Objective
Will you output all of the data below exactly, omitting the images?

Entries with figure data
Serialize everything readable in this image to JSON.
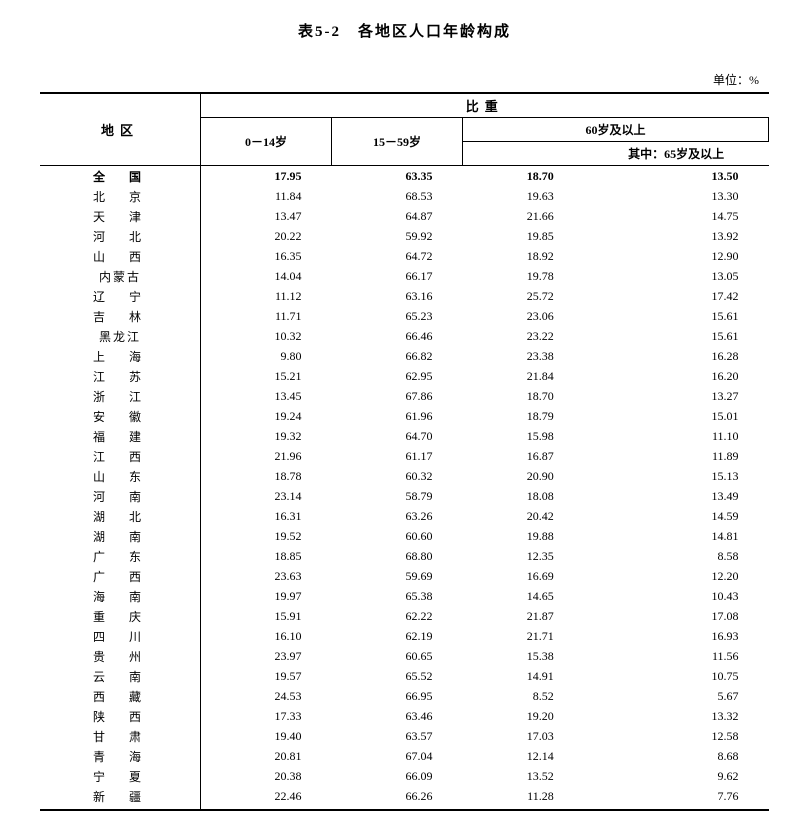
{
  "title": "表5-2　各地区人口年龄构成",
  "unit": "单位：%",
  "header": {
    "region": "地区",
    "ratio": "比重",
    "col0_14": "0－14岁",
    "col15_59": "15－59岁",
    "col60": "60岁及以上",
    "col65": "其中：65岁及以上"
  },
  "rows": [
    {
      "region": "全　国",
      "a": "17.95",
      "b": "63.35",
      "c": "18.70",
      "d": "13.50",
      "bold": true,
      "narrow": false
    },
    {
      "region": "北　京",
      "a": "11.84",
      "b": "68.53",
      "c": "19.63",
      "d": "13.30"
    },
    {
      "region": "天　津",
      "a": "13.47",
      "b": "64.87",
      "c": "21.66",
      "d": "14.75"
    },
    {
      "region": "河　北",
      "a": "20.22",
      "b": "59.92",
      "c": "19.85",
      "d": "13.92"
    },
    {
      "region": "山　西",
      "a": "16.35",
      "b": "64.72",
      "c": "18.92",
      "d": "12.90"
    },
    {
      "region": "内蒙古",
      "a": "14.04",
      "b": "66.17",
      "c": "19.78",
      "d": "13.05",
      "narrow": true
    },
    {
      "region": "辽　宁",
      "a": "11.12",
      "b": "63.16",
      "c": "25.72",
      "d": "17.42"
    },
    {
      "region": "吉　林",
      "a": "11.71",
      "b": "65.23",
      "c": "23.06",
      "d": "15.61"
    },
    {
      "region": "黑龙江",
      "a": "10.32",
      "b": "66.46",
      "c": "23.22",
      "d": "15.61",
      "narrow": true
    },
    {
      "region": "上　海",
      "a": "9.80",
      "b": "66.82",
      "c": "23.38",
      "d": "16.28"
    },
    {
      "region": "江　苏",
      "a": "15.21",
      "b": "62.95",
      "c": "21.84",
      "d": "16.20"
    },
    {
      "region": "浙　江",
      "a": "13.45",
      "b": "67.86",
      "c": "18.70",
      "d": "13.27"
    },
    {
      "region": "安　徽",
      "a": "19.24",
      "b": "61.96",
      "c": "18.79",
      "d": "15.01"
    },
    {
      "region": "福　建",
      "a": "19.32",
      "b": "64.70",
      "c": "15.98",
      "d": "11.10"
    },
    {
      "region": "江　西",
      "a": "21.96",
      "b": "61.17",
      "c": "16.87",
      "d": "11.89"
    },
    {
      "region": "山　东",
      "a": "18.78",
      "b": "60.32",
      "c": "20.90",
      "d": "15.13"
    },
    {
      "region": "河　南",
      "a": "23.14",
      "b": "58.79",
      "c": "18.08",
      "d": "13.49"
    },
    {
      "region": "湖　北",
      "a": "16.31",
      "b": "63.26",
      "c": "20.42",
      "d": "14.59"
    },
    {
      "region": "湖　南",
      "a": "19.52",
      "b": "60.60",
      "c": "19.88",
      "d": "14.81"
    },
    {
      "region": "广　东",
      "a": "18.85",
      "b": "68.80",
      "c": "12.35",
      "d": "8.58"
    },
    {
      "region": "广　西",
      "a": "23.63",
      "b": "59.69",
      "c": "16.69",
      "d": "12.20"
    },
    {
      "region": "海　南",
      "a": "19.97",
      "b": "65.38",
      "c": "14.65",
      "d": "10.43"
    },
    {
      "region": "重　庆",
      "a": "15.91",
      "b": "62.22",
      "c": "21.87",
      "d": "17.08"
    },
    {
      "region": "四　川",
      "a": "16.10",
      "b": "62.19",
      "c": "21.71",
      "d": "16.93"
    },
    {
      "region": "贵　州",
      "a": "23.97",
      "b": "60.65",
      "c": "15.38",
      "d": "11.56"
    },
    {
      "region": "云　南",
      "a": "19.57",
      "b": "65.52",
      "c": "14.91",
      "d": "10.75"
    },
    {
      "region": "西　藏",
      "a": "24.53",
      "b": "66.95",
      "c": "8.52",
      "d": "5.67"
    },
    {
      "region": "陕　西",
      "a": "17.33",
      "b": "63.46",
      "c": "19.20",
      "d": "13.32"
    },
    {
      "region": "甘　肃",
      "a": "19.40",
      "b": "63.57",
      "c": "17.03",
      "d": "12.58"
    },
    {
      "region": "青　海",
      "a": "20.81",
      "b": "67.04",
      "c": "12.14",
      "d": "8.68"
    },
    {
      "region": "宁　夏",
      "a": "20.38",
      "b": "66.09",
      "c": "13.52",
      "d": "9.62"
    },
    {
      "region": "新　疆",
      "a": "22.46",
      "b": "66.26",
      "c": "11.28",
      "d": "7.76"
    }
  ]
}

Answer for the task
Serialize everything readable in this image to JSON.
{
  "title": "表5-2　各地区人口年龄构成",
  "unit": "单位：%",
  "header": {
    "region": "地区",
    "ratio": "比重",
    "col0_14": "0－14岁",
    "col15_59": "15－59岁",
    "col60": "60岁及以上",
    "col65": "其中：65岁及以上"
  },
  "rows": [
    {
      "region": "全　国",
      "a": "17.95",
      "b": "63.35",
      "c": "18.70",
      "d": "13.50",
      "bold": true,
      "narrow": false
    },
    {
      "region": "北　京",
      "a": "11.84",
      "b": "68.53",
      "c": "19.63",
      "d": "13.30"
    },
    {
      "region": "天　津",
      "a": "13.47",
      "b": "64.87",
      "c": "21.66",
      "d": "14.75"
    },
    {
      "region": "河　北",
      "a": "20.22",
      "b": "59.92",
      "c": "19.85",
      "d": "13.92"
    },
    {
      "region": "山　西",
      "a": "16.35",
      "b": "64.72",
      "c": "18.92",
      "d": "12.90"
    },
    {
      "region": "内蒙古",
      "a": "14.04",
      "b": "66.17",
      "c": "19.78",
      "d": "13.05",
      "narrow": true
    },
    {
      "region": "辽　宁",
      "a": "11.12",
      "b": "63.16",
      "c": "25.72",
      "d": "17.42"
    },
    {
      "region": "吉　林",
      "a": "11.71",
      "b": "65.23",
      "c": "23.06",
      "d": "15.61"
    },
    {
      "region": "黑龙江",
      "a": "10.32",
      "b": "66.46",
      "c": "23.22",
      "d": "15.61",
      "narrow": true
    },
    {
      "region": "上　海",
      "a": "9.80",
      "b": "66.82",
      "c": "23.38",
      "d": "16.28"
    },
    {
      "region": "江　苏",
      "a": "15.21",
      "b": "62.95",
      "c": "21.84",
      "d": "16.20"
    },
    {
      "region": "浙　江",
      "a": "13.45",
      "b": "67.86",
      "c": "18.70",
      "d": "13.27"
    },
    {
      "region": "安　徽",
      "a": "19.24",
      "b": "61.96",
      "c": "18.79",
      "d": "15.01"
    },
    {
      "region": "福　建",
      "a": "19.32",
      "b": "64.70",
      "c": "15.98",
      "d": "11.10"
    },
    {
      "region": "江　西",
      "a": "21.96",
      "b": "61.17",
      "c": "16.87",
      "d": "11.89"
    },
    {
      "region": "山　东",
      "a": "18.78",
      "b": "60.32",
      "c": "20.90",
      "d": "15.13"
    },
    {
      "region": "河　南",
      "a": "23.14",
      "b": "58.79",
      "c": "18.08",
      "d": "13.49"
    },
    {
      "region": "湖　北",
      "a": "16.31",
      "b": "63.26",
      "c": "20.42",
      "d": "14.59"
    },
    {
      "region": "湖　南",
      "a": "19.52",
      "b": "60.60",
      "c": "19.88",
      "d": "14.81"
    },
    {
      "region": "广　东",
      "a": "18.85",
      "b": "68.80",
      "c": "12.35",
      "d": "8.58"
    },
    {
      "region": "广　西",
      "a": "23.63",
      "b": "59.69",
      "c": "16.69",
      "d": "12.20"
    },
    {
      "region": "海　南",
      "a": "19.97",
      "b": "65.38",
      "c": "14.65",
      "d": "10.43"
    },
    {
      "region": "重　庆",
      "a": "15.91",
      "b": "62.22",
      "c": "21.87",
      "d": "17.08"
    },
    {
      "region": "四　川",
      "a": "16.10",
      "b": "62.19",
      "c": "21.71",
      "d": "16.93"
    },
    {
      "region": "贵　州",
      "a": "23.97",
      "b": "60.65",
      "c": "15.38",
      "d": "11.56"
    },
    {
      "region": "云　南",
      "a": "19.57",
      "b": "65.52",
      "c": "14.91",
      "d": "10.75"
    },
    {
      "region": "西　藏",
      "a": "24.53",
      "b": "66.95",
      "c": "8.52",
      "d": "5.67"
    },
    {
      "region": "陕　西",
      "a": "17.33",
      "b": "63.46",
      "c": "19.20",
      "d": "13.32"
    },
    {
      "region": "甘　肃",
      "a": "19.40",
      "b": "63.57",
      "c": "17.03",
      "d": "12.58"
    },
    {
      "region": "青　海",
      "a": "20.81",
      "b": "67.04",
      "c": "12.14",
      "d": "8.68"
    },
    {
      "region": "宁　夏",
      "a": "20.38",
      "b": "66.09",
      "c": "13.52",
      "d": "9.62"
    },
    {
      "region": "新　疆",
      "a": "22.46",
      "b": "66.26",
      "c": "11.28",
      "d": "7.76"
    }
  ]
}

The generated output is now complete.